EXTRACTED INFORMATION →
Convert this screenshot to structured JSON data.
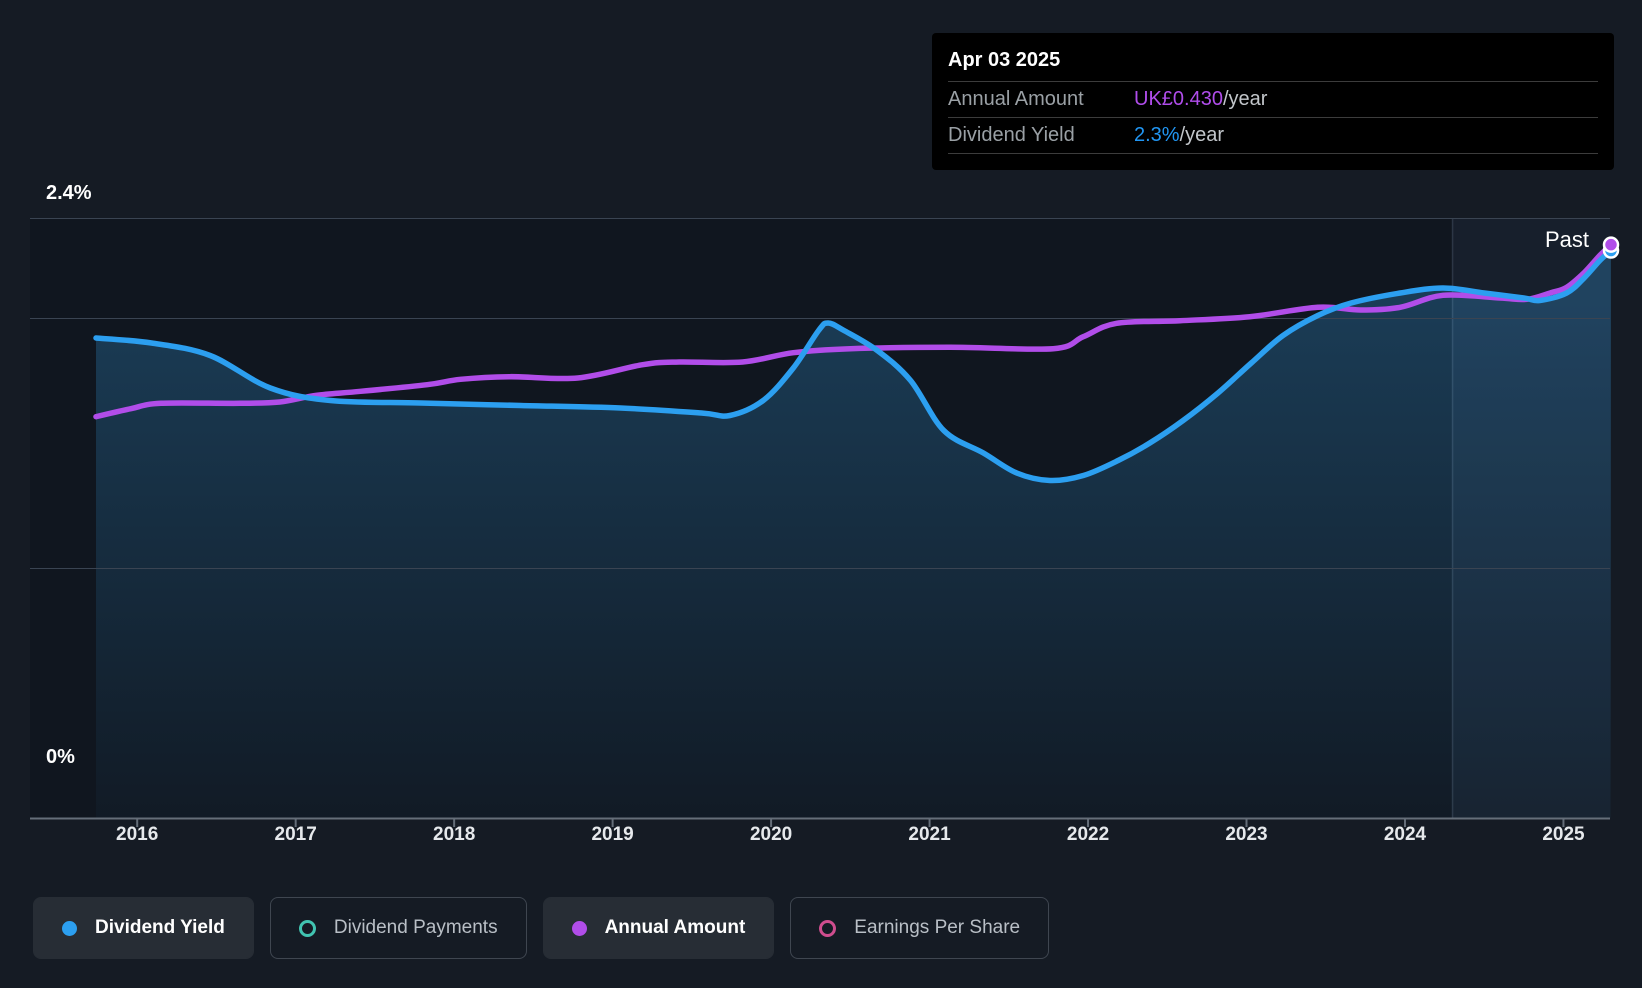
{
  "page": {
    "background": "#151B24"
  },
  "tooltip": {
    "date": "Apr 03 2025",
    "rows": [
      {
        "id": "annual-amount",
        "label": "Annual Amount",
        "value": "UK£0.430",
        "suffix": "/year",
        "value_color": "#b04deb"
      },
      {
        "id": "dividend-yield",
        "label": "Dividend Yield",
        "value": "2.3%",
        "suffix": "/year",
        "value_color": "#2196f3"
      }
    ]
  },
  "chart_data": {
    "type": "area",
    "x_ticks": [
      "2016",
      "2017",
      "2018",
      "2019",
      "2020",
      "2021",
      "2022",
      "2023",
      "2024",
      "2025"
    ],
    "x_range": [
      2015.74,
      2025.3
    ],
    "y_axis": {
      "unit": "%",
      "range": [
        0,
        2.4
      ],
      "top_label": "2.4%",
      "bottom_label": "0%",
      "gridlines": [
        2.4,
        2.0,
        1.0
      ]
    },
    "amount_axis": {
      "unit": "UK£",
      "range": [
        0,
        0.45
      ]
    },
    "past_label": "Past",
    "past_start_year": 2024.3,
    "series": [
      {
        "name": "Dividend Yield",
        "axis": "yield",
        "color": "#2c9ff0",
        "area": true,
        "points": [
          [
            2015.74,
            1.92
          ],
          [
            2016.09,
            1.9
          ],
          [
            2016.46,
            1.85
          ],
          [
            2016.84,
            1.72
          ],
          [
            2017.22,
            1.67
          ],
          [
            2017.79,
            1.66
          ],
          [
            2018.42,
            1.65
          ],
          [
            2019.05,
            1.64
          ],
          [
            2019.56,
            1.62
          ],
          [
            2019.74,
            1.61
          ],
          [
            2019.95,
            1.67
          ],
          [
            2020.14,
            1.8
          ],
          [
            2020.3,
            1.95
          ],
          [
            2020.36,
            1.98
          ],
          [
            2020.46,
            1.95
          ],
          [
            2020.67,
            1.87
          ],
          [
            2020.88,
            1.75
          ],
          [
            2021.09,
            1.55
          ],
          [
            2021.34,
            1.46
          ],
          [
            2021.55,
            1.38
          ],
          [
            2021.76,
            1.35
          ],
          [
            2021.97,
            1.37
          ],
          [
            2022.19,
            1.43
          ],
          [
            2022.39,
            1.5
          ],
          [
            2022.6,
            1.59
          ],
          [
            2022.82,
            1.7
          ],
          [
            2023.03,
            1.82
          ],
          [
            2023.23,
            1.93
          ],
          [
            2023.45,
            2.01
          ],
          [
            2023.66,
            2.06
          ],
          [
            2023.97,
            2.1
          ],
          [
            2024.24,
            2.12
          ],
          [
            2024.5,
            2.1
          ],
          [
            2024.75,
            2.08
          ],
          [
            2024.85,
            2.07
          ],
          [
            2025.02,
            2.1
          ],
          [
            2025.13,
            2.16
          ],
          [
            2025.23,
            2.23
          ],
          [
            2025.3,
            2.27
          ]
        ]
      },
      {
        "name": "Annual Amount",
        "axis": "amount",
        "color": "#b14de9",
        "area": false,
        "points": [
          [
            2015.74,
            0.301
          ],
          [
            2015.96,
            0.307
          ],
          [
            2016.15,
            0.311
          ],
          [
            2016.65,
            0.311
          ],
          [
            2016.9,
            0.312
          ],
          [
            2017.13,
            0.317
          ],
          [
            2017.41,
            0.32
          ],
          [
            2017.83,
            0.325
          ],
          [
            2018.04,
            0.329
          ],
          [
            2018.35,
            0.331
          ],
          [
            2018.78,
            0.33
          ],
          [
            2019.19,
            0.34
          ],
          [
            2019.42,
            0.342
          ],
          [
            2019.82,
            0.342
          ],
          [
            2020.14,
            0.349
          ],
          [
            2020.5,
            0.352
          ],
          [
            2021.13,
            0.353
          ],
          [
            2021.78,
            0.352
          ],
          [
            2021.97,
            0.361
          ],
          [
            2022.18,
            0.371
          ],
          [
            2022.58,
            0.373
          ],
          [
            2023.02,
            0.376
          ],
          [
            2023.45,
            0.383
          ],
          [
            2023.72,
            0.381
          ],
          [
            2023.97,
            0.383
          ],
          [
            2024.24,
            0.392
          ],
          [
            2024.6,
            0.39
          ],
          [
            2024.77,
            0.389
          ],
          [
            2024.92,
            0.394
          ],
          [
            2025.02,
            0.398
          ],
          [
            2025.13,
            0.409
          ],
          [
            2025.23,
            0.422
          ],
          [
            2025.3,
            0.43
          ]
        ]
      }
    ]
  },
  "legend": [
    {
      "label": "Dividend Yield",
      "color": "#2c9ff0",
      "marker": "filled",
      "active": true
    },
    {
      "label": "Dividend Payments",
      "color": "#41c4b1",
      "marker": "ring",
      "active": false
    },
    {
      "label": "Annual Amount",
      "color": "#b14de9",
      "marker": "filled",
      "active": true
    },
    {
      "label": "Earnings Per Share",
      "color": "#cf4d8e",
      "marker": "ring",
      "active": false
    }
  ]
}
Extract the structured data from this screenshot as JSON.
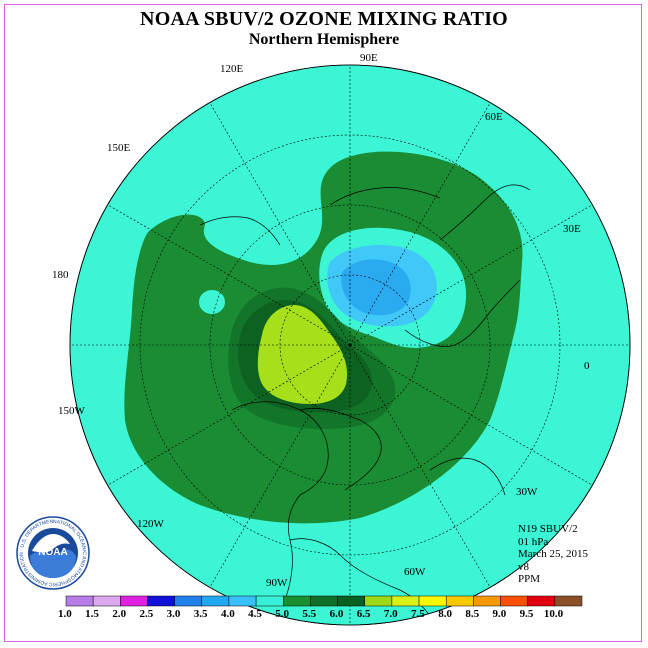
{
  "title": "NOAA SBUV/2 OZONE MIXING RATIO",
  "subtitle": "Northern Hemisphere",
  "longitude_labels": {
    "lon_90E": "90E",
    "lon_60E": "60E",
    "lon_30E": "30E",
    "lon_0": "0",
    "lon_30W": "30W",
    "lon_60W": "60W",
    "lon_90W": "90W",
    "lon_120W": "120W",
    "lon_150W": "150W",
    "lon_180": "180",
    "lon_150E": "150E",
    "lon_120E": "120E"
  },
  "info": {
    "satellite": "N19 SBUV/2",
    "level": "01 hPa",
    "date": "March 25, 2015",
    "version": "v8",
    "units": "PPM"
  },
  "colorbar": {
    "labels": [
      "1.0",
      "1.5",
      "2.0",
      "2.5",
      "3.0",
      "3.5",
      "4.0",
      "4.5",
      "5.0",
      "5.5",
      "6.0",
      "6.5",
      "7.0",
      "7.5",
      "8.0",
      "8.5",
      "9.0",
      "9.5",
      "10.0"
    ],
    "colors": [
      "#b87ce8",
      "#dca8f0",
      "#e020e0",
      "#1010d8",
      "#2080ec",
      "#20a8f0",
      "#38c0f8",
      "#38f0d8",
      "#189030",
      "#107028",
      "#086020",
      "#a0d818",
      "#d8f018",
      "#f8f800",
      "#f8c800",
      "#f89800",
      "#f85000",
      "#e00010",
      "#8c5028"
    ]
  },
  "map_colors": {
    "ocean": "#3cf5d4",
    "contour_5_0": "#1a8c34",
    "contour_5_5": "#137529",
    "contour_6_0": "#0d6222",
    "contour_6_5": "#a6e01a",
    "low_4_0": "#40c8f8",
    "low_3_5": "#2aaaf0"
  },
  "logo": {
    "text": "NOAA",
    "ring_text": "NATIONAL OCEANIC AND ATMOSPHERIC ADMINISTRATION · U.S. DEPARTMENT OF COMMERCE"
  }
}
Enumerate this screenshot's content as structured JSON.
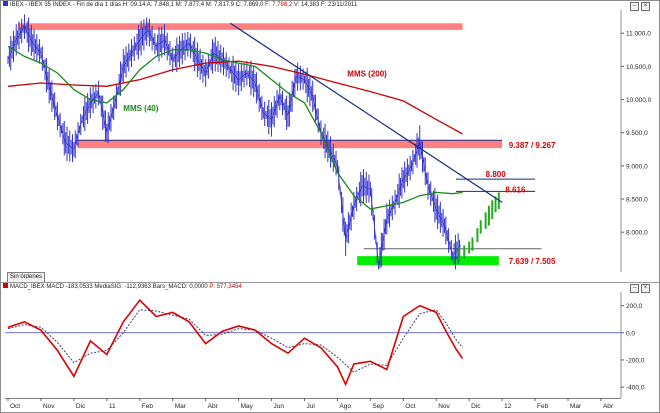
{
  "header": {
    "instrument": "IBEX - IBEX 35 INDEX - Fin de día 1 días",
    "ohlc": "H: 09.14  A: 7.848,1  M: 7.877,4  M: 7.817,9  C: 7.869,0",
    "change": "F: 7.798,2",
    "extra": "V: 14.383  F: 23/11/2011"
  },
  "macd_header": {
    "name": "MACD_IBEX MACD",
    "macd_value": "-183,0533",
    "signal": "MediaSIG: -112,9363",
    "zero": "Bars_MACD: 0,0000",
    "price": "P: 577,3454"
  },
  "badge": "Sin órdenes",
  "colors": {
    "price": "#3333cc",
    "mms40": "#1a8a1a",
    "mms200": "#cc0000",
    "resistance_band": "#ff8080",
    "support_band": "#00ee00",
    "trendline": "#1a2a80",
    "macd": "#dd0000",
    "signal": "#404060",
    "upcandles": "#22aa22"
  },
  "icons": [
    "minimize-icon",
    "close-icon"
  ],
  "chart_data": [
    {
      "type": "line",
      "panel": "price",
      "y_axis_ticks": [
        "11.000,0",
        "10.500,0",
        "10.000,0",
        "9.500,0",
        "9.000,0",
        "8.500,0",
        "8.000,0"
      ],
      "y_tick_values": [
        11000,
        10500,
        10000,
        9500,
        9000,
        8500,
        8000
      ],
      "ylim": [
        7400,
        11350
      ],
      "x_axis_ticks": [
        "Oct",
        "Nov",
        "Dic",
        "11",
        "Feb",
        "Mar",
        "Abr",
        "May",
        "Jun",
        "Jul",
        "Ago",
        "Sep",
        "Oct",
        "Nov",
        "Dic",
        "12",
        "Feb",
        "Mar",
        "Abr"
      ],
      "x_months": [
        0,
        1,
        2,
        3,
        4,
        5,
        6,
        7,
        8,
        9,
        10,
        11,
        12,
        13,
        14,
        15,
        16,
        17,
        18
      ],
      "series": [
        {
          "name": "IBEX",
          "x": [
            0.0,
            0.25,
            0.5,
            0.75,
            1.0,
            1.25,
            1.5,
            1.75,
            2.0,
            2.25,
            2.5,
            2.75,
            3.0,
            3.25,
            3.5,
            3.75,
            4.0,
            4.25,
            4.5,
            4.75,
            5.0,
            5.25,
            5.5,
            5.75,
            6.0,
            6.25,
            6.5,
            6.75,
            7.0,
            7.25,
            7.5,
            7.75,
            8.0,
            8.25,
            8.5,
            8.75,
            9.0,
            9.25,
            9.5,
            9.75,
            10.0,
            10.25,
            10.5,
            10.75,
            11.0,
            11.25,
            11.5,
            11.75,
            12.0,
            12.25,
            12.5,
            12.75,
            13.0,
            13.25,
            13.5,
            13.75
          ],
          "values": [
            10600,
            10900,
            11100,
            10850,
            10700,
            10200,
            9750,
            9350,
            9250,
            9700,
            9950,
            10100,
            9500,
            9950,
            10500,
            10700,
            10900,
            11050,
            10800,
            10900,
            10600,
            10750,
            10850,
            10600,
            10400,
            10700,
            10600,
            10450,
            10300,
            10400,
            10250,
            9800,
            9700,
            10050,
            9750,
            10350,
            10300,
            10050,
            9500,
            9250,
            9000,
            7900,
            8400,
            8700,
            8650,
            7500,
            8200,
            8450,
            8800,
            9000,
            9350,
            8700,
            8350,
            8100,
            7650,
            7800
          ]
        },
        {
          "name": "MMS (40)",
          "x": [
            0.0,
            0.5,
            1.0,
            1.5,
            2.0,
            2.5,
            3.0,
            3.5,
            4.0,
            4.5,
            5.0,
            5.5,
            6.0,
            6.5,
            7.0,
            7.5,
            8.0,
            8.5,
            9.0,
            9.5,
            10.0,
            10.5,
            11.0,
            11.5,
            12.0,
            12.5,
            13.0,
            13.5,
            13.8
          ],
          "values": [
            10800,
            10650,
            10550,
            10400,
            10150,
            10000,
            9950,
            10150,
            10450,
            10650,
            10750,
            10750,
            10700,
            10600,
            10550,
            10500,
            10300,
            10100,
            9950,
            9500,
            8900,
            8550,
            8350,
            8400,
            8450,
            8550,
            8600,
            8580,
            8600
          ]
        },
        {
          "name": "MMS (200)",
          "x": [
            0.0,
            1.0,
            2.0,
            3.0,
            4.0,
            5.0,
            6.0,
            7.0,
            8.0,
            9.0,
            10.0,
            11.0,
            12.0,
            13.0,
            13.8
          ],
          "values": [
            10200,
            10250,
            10220,
            10200,
            10300,
            10450,
            10550,
            10580,
            10500,
            10380,
            10250,
            10120,
            9980,
            9700,
            9480
          ]
        }
      ],
      "upcandles": {
        "x": [
          13.7,
          13.85,
          14.0,
          14.1,
          14.25,
          14.35,
          14.5,
          14.6,
          14.7,
          14.8,
          14.9
        ],
        "low": [
          7560,
          7600,
          7680,
          7720,
          7850,
          7980,
          8050,
          8100,
          8200,
          8300,
          8350
        ],
        "high": [
          7780,
          7800,
          7860,
          7920,
          8060,
          8180,
          8300,
          8400,
          8480,
          8540,
          8600
        ]
      },
      "annotations": {
        "mms40_label": "MMS (40)",
        "mms200_label": "MMS (200)",
        "band1": "9.387 / 9.267",
        "band2": "7.639 / 7.505",
        "level1": "8.800",
        "level2": "8.616"
      },
      "levels": {
        "top_band": [
          11050,
          11150
        ],
        "mid_band": [
          9267,
          9387
        ],
        "low_band": [
          7505,
          7639
        ],
        "line_8800": 8800,
        "line_8616": 8616,
        "line_low": 7750,
        "trendline": {
          "x": [
            6.75,
            15.0
          ],
          "values": [
            11150,
            8450
          ]
        }
      }
    },
    {
      "type": "line",
      "panel": "macd",
      "y_axis_ticks": [
        "200,0",
        "0,0",
        "-200,0",
        "-400,0"
      ],
      "y_tick_values": [
        200,
        0,
        -200,
        -400
      ],
      "ylim": [
        -480,
        300
      ],
      "series": [
        {
          "name": "MACD",
          "x": [
            0.0,
            0.5,
            1.0,
            1.5,
            2.0,
            2.5,
            3.0,
            3.5,
            4.0,
            4.5,
            5.0,
            5.5,
            6.0,
            6.5,
            7.0,
            7.5,
            8.0,
            8.5,
            9.0,
            9.5,
            10.0,
            10.25,
            10.5,
            11.0,
            11.5,
            12.0,
            12.5,
            13.0,
            13.3,
            13.6,
            13.8
          ],
          "values": [
            40,
            80,
            20,
            -130,
            -320,
            -60,
            -160,
            80,
            240,
            120,
            150,
            80,
            -80,
            10,
            50,
            20,
            -80,
            -150,
            -40,
            -110,
            -250,
            -380,
            -230,
            -210,
            -270,
            120,
            200,
            150,
            10,
            -120,
            -190
          ]
        },
        {
          "name": "Signal",
          "x": [
            0.0,
            0.5,
            1.0,
            1.5,
            2.0,
            2.5,
            3.0,
            3.5,
            4.0,
            4.5,
            5.0,
            5.5,
            6.0,
            6.5,
            7.0,
            7.5,
            8.0,
            8.5,
            9.0,
            9.5,
            10.0,
            10.5,
            11.0,
            11.5,
            12.0,
            12.5,
            13.0,
            13.3,
            13.6,
            13.8
          ],
          "values": [
            30,
            60,
            40,
            -70,
            -220,
            -150,
            -130,
            0,
            170,
            160,
            130,
            100,
            -20,
            -10,
            30,
            20,
            -40,
            -110,
            -80,
            -90,
            -180,
            -290,
            -230,
            -240,
            -40,
            140,
            170,
            70,
            -50,
            -110
          ]
        }
      ]
    }
  ]
}
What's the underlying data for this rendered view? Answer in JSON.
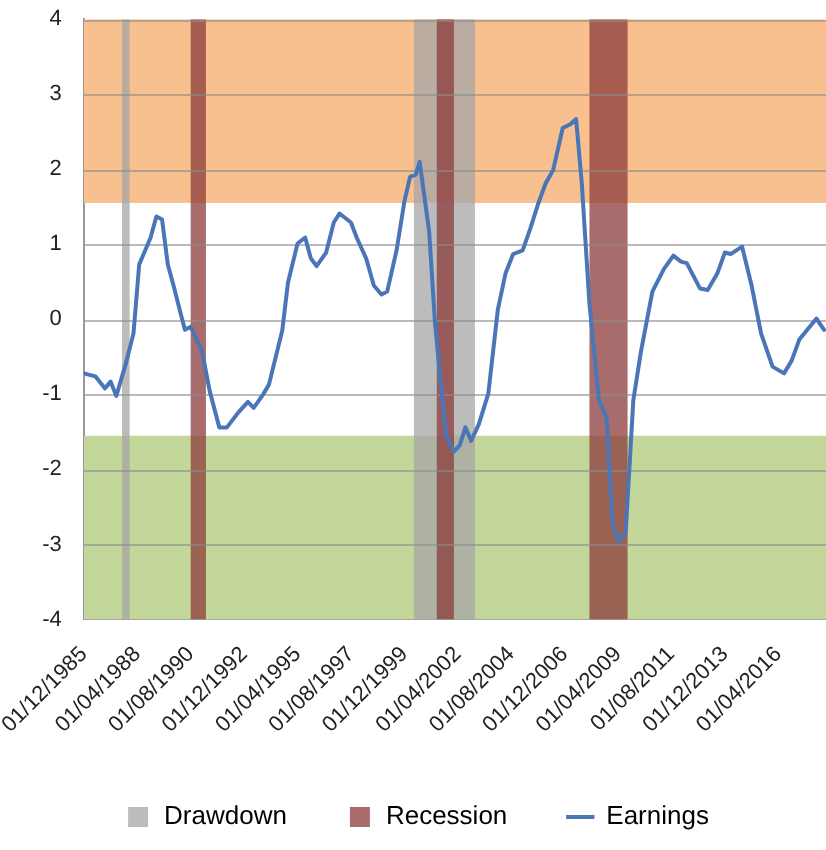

TO DO →
Of the lines in the material above, state how many contain the string "NOAA"; give no other text.

WRITTEN RESPONSE →
2